— Begin —
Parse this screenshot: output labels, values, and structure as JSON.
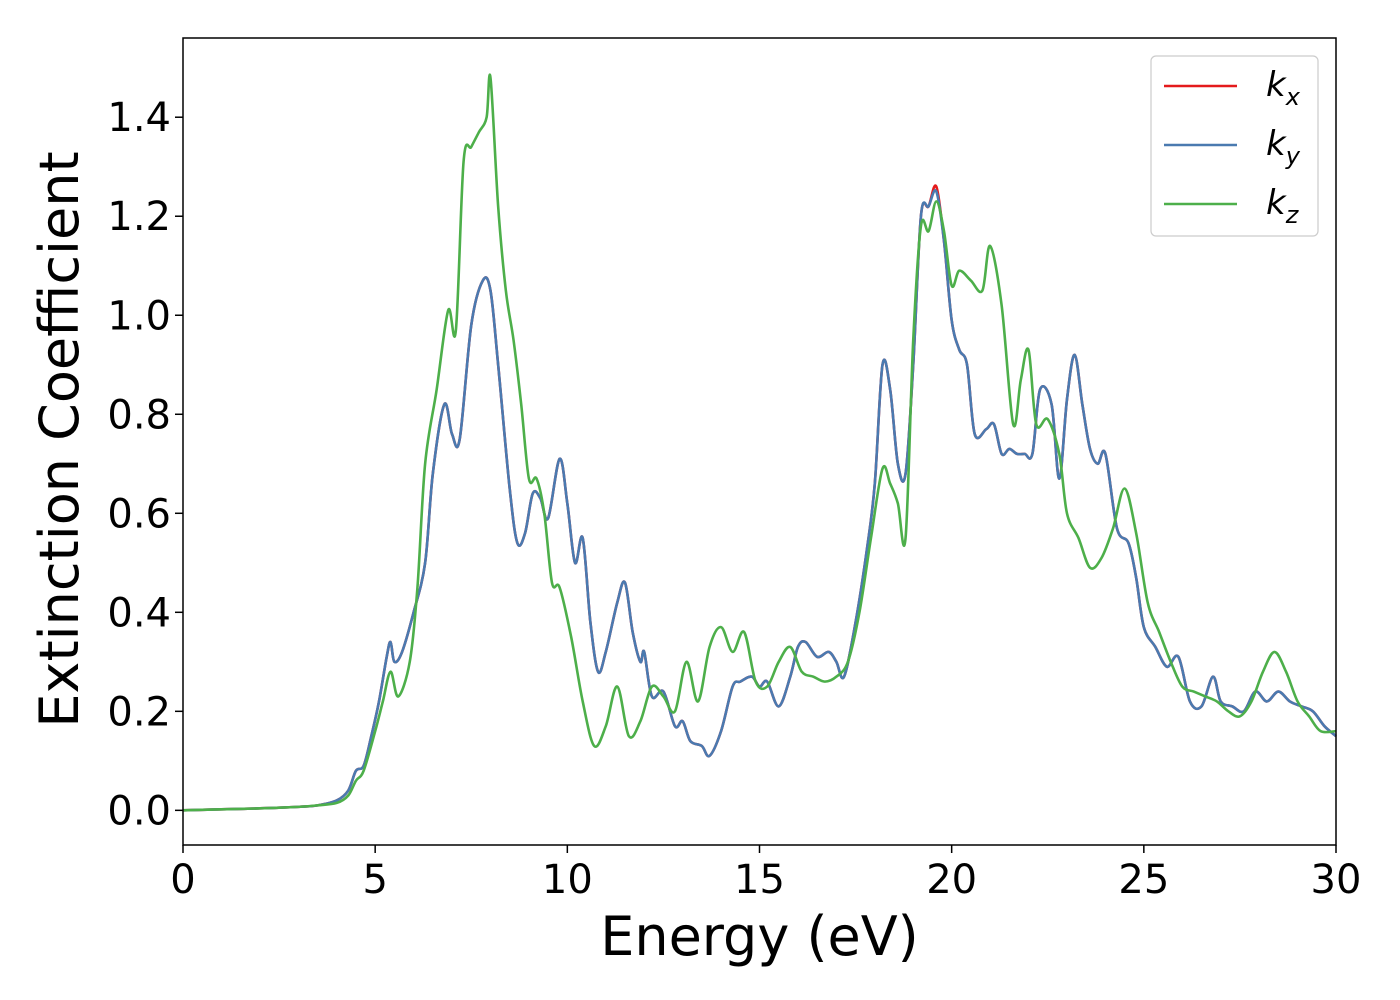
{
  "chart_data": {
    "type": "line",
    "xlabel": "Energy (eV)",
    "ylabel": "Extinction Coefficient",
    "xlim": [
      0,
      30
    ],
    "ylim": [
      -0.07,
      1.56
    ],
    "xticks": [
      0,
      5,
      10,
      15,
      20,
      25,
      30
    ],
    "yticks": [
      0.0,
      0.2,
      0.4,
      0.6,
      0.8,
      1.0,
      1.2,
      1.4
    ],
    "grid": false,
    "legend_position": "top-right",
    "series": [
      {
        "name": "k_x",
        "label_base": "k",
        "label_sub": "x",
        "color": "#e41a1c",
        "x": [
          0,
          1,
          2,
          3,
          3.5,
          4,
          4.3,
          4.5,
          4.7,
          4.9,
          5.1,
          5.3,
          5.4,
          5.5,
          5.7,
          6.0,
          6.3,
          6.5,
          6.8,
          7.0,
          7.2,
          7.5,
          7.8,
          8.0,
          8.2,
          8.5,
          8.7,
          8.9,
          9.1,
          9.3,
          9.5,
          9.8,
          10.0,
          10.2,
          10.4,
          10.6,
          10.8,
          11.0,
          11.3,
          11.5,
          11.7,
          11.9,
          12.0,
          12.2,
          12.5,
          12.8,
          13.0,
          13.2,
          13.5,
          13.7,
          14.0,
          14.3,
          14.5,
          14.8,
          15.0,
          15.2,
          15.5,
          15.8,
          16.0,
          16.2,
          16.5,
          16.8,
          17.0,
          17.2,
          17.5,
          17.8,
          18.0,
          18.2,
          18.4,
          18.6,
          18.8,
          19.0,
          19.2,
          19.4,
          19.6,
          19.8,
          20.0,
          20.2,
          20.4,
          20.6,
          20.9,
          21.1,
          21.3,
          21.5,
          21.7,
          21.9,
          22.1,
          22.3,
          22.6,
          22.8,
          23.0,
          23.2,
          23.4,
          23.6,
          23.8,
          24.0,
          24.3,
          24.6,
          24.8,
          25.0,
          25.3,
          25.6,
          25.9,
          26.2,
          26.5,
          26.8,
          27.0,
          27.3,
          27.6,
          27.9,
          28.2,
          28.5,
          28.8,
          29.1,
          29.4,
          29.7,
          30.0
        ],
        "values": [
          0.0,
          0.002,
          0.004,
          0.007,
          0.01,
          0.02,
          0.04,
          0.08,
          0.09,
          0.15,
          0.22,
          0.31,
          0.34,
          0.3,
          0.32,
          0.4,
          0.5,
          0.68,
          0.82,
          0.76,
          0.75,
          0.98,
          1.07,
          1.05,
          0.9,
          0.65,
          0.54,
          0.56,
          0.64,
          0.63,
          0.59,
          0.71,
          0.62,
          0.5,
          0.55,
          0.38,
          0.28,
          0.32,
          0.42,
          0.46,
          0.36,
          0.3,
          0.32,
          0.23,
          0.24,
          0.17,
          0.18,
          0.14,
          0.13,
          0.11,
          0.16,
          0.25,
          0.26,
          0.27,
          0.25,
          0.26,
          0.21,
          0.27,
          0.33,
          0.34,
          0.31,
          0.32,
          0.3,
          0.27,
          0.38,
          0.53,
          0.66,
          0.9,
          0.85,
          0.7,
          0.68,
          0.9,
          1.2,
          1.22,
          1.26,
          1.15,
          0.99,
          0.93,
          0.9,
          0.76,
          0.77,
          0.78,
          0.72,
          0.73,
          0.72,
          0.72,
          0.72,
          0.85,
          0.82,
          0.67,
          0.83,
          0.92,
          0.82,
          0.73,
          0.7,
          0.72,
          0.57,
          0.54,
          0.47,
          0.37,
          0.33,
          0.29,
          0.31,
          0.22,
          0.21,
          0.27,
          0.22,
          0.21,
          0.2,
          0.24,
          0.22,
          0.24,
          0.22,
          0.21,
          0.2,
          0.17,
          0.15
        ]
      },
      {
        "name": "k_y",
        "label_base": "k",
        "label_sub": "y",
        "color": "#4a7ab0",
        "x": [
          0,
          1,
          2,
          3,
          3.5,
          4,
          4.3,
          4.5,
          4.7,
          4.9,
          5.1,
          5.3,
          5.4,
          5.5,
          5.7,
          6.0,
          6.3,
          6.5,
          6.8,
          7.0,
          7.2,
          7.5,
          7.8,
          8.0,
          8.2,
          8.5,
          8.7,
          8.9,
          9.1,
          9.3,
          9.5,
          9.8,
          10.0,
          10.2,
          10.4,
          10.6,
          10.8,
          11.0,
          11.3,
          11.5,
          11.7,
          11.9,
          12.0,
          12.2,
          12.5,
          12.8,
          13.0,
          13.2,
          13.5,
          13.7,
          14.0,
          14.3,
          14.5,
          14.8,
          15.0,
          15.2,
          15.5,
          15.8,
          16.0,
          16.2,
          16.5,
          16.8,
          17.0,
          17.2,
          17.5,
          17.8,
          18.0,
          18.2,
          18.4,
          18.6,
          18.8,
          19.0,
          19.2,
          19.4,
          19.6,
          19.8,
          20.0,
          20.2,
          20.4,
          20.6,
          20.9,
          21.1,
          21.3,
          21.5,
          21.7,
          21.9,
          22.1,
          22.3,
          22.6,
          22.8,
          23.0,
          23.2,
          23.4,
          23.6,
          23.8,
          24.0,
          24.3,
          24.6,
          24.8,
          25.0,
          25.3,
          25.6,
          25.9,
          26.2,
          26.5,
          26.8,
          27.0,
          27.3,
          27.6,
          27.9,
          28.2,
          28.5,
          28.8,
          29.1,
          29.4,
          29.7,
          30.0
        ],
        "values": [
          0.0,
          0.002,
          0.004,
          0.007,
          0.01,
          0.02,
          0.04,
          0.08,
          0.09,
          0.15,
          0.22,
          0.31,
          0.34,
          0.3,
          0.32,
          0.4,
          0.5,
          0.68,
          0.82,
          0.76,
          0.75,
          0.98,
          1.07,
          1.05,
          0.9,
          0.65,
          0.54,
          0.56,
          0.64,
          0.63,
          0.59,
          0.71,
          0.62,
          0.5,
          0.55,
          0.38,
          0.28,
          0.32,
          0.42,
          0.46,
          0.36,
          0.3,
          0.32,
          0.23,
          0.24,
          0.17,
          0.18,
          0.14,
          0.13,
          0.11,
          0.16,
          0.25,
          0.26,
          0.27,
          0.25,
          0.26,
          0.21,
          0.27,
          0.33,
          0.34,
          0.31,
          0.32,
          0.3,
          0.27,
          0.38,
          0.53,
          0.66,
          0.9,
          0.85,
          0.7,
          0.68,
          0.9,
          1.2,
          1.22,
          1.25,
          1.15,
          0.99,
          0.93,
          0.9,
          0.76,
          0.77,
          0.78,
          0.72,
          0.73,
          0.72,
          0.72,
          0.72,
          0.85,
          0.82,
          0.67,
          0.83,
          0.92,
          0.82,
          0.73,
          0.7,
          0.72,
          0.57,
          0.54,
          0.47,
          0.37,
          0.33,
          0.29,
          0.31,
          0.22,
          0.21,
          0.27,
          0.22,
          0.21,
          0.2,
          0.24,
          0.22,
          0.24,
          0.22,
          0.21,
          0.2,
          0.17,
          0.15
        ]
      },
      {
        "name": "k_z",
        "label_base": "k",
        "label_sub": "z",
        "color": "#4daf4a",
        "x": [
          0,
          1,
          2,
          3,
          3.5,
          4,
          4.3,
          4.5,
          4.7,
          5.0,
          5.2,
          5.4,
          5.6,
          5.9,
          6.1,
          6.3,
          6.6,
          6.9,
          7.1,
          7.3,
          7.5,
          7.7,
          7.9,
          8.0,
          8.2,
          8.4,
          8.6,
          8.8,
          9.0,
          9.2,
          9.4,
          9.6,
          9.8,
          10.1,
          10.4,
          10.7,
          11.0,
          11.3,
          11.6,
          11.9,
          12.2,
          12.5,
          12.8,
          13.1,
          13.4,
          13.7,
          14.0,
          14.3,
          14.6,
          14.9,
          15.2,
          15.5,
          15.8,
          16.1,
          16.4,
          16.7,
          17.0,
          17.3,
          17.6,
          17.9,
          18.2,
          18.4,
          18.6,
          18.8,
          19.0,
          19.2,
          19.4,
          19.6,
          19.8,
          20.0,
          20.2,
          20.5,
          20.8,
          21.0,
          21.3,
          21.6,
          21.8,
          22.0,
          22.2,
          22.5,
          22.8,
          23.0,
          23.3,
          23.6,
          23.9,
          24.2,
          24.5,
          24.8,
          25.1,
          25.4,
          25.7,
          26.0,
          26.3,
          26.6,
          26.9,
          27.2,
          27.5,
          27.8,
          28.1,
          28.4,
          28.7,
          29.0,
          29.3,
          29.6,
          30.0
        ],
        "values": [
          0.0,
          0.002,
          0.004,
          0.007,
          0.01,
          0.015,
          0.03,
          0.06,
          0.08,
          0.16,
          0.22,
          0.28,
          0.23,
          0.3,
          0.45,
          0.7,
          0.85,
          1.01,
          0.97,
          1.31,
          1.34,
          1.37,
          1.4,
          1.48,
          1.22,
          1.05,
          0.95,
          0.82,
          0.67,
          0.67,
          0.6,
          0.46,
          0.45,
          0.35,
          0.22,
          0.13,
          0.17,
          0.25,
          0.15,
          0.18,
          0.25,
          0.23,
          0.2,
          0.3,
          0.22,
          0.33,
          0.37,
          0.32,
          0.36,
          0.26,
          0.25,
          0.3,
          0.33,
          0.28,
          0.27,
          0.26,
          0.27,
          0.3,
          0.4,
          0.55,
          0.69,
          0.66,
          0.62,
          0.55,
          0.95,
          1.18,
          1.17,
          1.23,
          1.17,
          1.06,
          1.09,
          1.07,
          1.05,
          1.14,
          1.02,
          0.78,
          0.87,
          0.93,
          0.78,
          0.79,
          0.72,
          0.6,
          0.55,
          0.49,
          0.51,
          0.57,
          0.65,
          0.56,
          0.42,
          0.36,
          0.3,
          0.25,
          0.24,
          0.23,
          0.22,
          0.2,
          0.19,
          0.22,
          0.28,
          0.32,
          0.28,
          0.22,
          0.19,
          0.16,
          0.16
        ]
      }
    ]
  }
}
— End —
What needs to be done:
State how many lines of the listing include "color", and nothing more.

Finished answer:
3